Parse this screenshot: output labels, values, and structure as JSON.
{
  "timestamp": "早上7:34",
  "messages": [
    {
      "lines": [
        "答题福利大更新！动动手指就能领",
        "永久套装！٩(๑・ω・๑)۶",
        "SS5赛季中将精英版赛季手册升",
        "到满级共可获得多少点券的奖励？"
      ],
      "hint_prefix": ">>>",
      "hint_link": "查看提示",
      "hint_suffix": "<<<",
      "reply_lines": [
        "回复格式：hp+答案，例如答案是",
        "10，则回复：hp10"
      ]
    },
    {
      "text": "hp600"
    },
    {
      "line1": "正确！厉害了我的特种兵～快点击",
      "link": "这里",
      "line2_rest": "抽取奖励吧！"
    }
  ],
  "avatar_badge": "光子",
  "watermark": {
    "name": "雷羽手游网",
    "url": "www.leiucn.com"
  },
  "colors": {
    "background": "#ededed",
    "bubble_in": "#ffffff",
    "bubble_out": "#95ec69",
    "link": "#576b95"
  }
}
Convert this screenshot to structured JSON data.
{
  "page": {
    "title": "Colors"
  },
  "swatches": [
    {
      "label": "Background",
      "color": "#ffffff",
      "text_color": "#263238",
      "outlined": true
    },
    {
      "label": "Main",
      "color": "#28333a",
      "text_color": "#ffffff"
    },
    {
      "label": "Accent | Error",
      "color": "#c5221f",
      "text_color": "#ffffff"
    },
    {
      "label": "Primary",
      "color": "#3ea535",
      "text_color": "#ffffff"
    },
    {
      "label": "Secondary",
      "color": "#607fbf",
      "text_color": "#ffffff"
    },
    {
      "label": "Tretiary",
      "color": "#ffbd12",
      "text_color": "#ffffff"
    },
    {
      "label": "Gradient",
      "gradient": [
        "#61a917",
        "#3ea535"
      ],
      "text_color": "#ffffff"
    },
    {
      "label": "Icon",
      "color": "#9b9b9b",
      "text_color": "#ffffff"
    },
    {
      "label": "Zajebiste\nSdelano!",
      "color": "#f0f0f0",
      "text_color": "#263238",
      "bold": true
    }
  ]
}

_ _ _ _ _

▶ _Written request_:
Would you restate each of the entries word for word?

▶ _In response_:
Parse this screenshot: output labels, values, and structure as JSON.
{
  "timestamp": "早上7:34",
  "messages": [
    {
      "lines": [
        "答题福利大更新！动动手指就能领",
        "永久套装！٩(๑・ω・๑)۶",
        "SS5赛季中将精英版赛季手册升",
        "到满级共可获得多少点券的奖励？"
      ],
      "hint_prefix": ">>>",
      "hint_link": "查看提示",
      "hint_suffix": "<<<",
      "reply_lines": [
        "回复格式：hp+答案，例如答案是",
        "10，则回复：hp10"
      ]
    },
    {
      "text": "hp600"
    },
    {
      "line1": "正确！厉害了我的特种兵～快点击",
      "link": "这里",
      "line2_rest": "抽取奖励吧！"
    }
  ],
  "avatar_badge": "光子",
  "watermark": {
    "name": "雷羽手游网",
    "url": "www.leiucn.com"
  },
  "colors": {
    "background": "#ededed",
    "bubble_in": "#ffffff",
    "bubble_out": "#95ec69",
    "link": "#576b95"
  }
}
Convert this screenshot to structured JSON data.
{
  "page": {
    "title": "Colors"
  },
  "swatches": [
    {
      "label": "Background",
      "color": "#ffffff",
      "text_color": "#263238",
      "outlined": true
    },
    {
      "label": "Main",
      "color": "#28333a",
      "text_color": "#ffffff"
    },
    {
      "label": "Accent | Error",
      "color": "#c5221f",
      "text_color": "#ffffff"
    },
    {
      "label": "Primary",
      "color": "#3ea535",
      "text_color": "#ffffff"
    },
    {
      "label": "Secondary",
      "color": "#607fbf",
      "text_color": "#ffffff"
    },
    {
      "label": "Tretiary",
      "color": "#ffbd12",
      "text_color": "#ffffff"
    },
    {
      "label": "Gradient",
      "gradient": [
        "#61a917",
        "#3ea535"
      ],
      "text_color": "#ffffff"
    },
    {
      "label": "Icon",
      "color": "#9b9b9b",
      "text_color": "#ffffff"
    },
    {
      "label": "Zajebiste\nSdelano!",
      "color": "#f0f0f0",
      "text_color": "#263238",
      "bold": true
    }
  ]
}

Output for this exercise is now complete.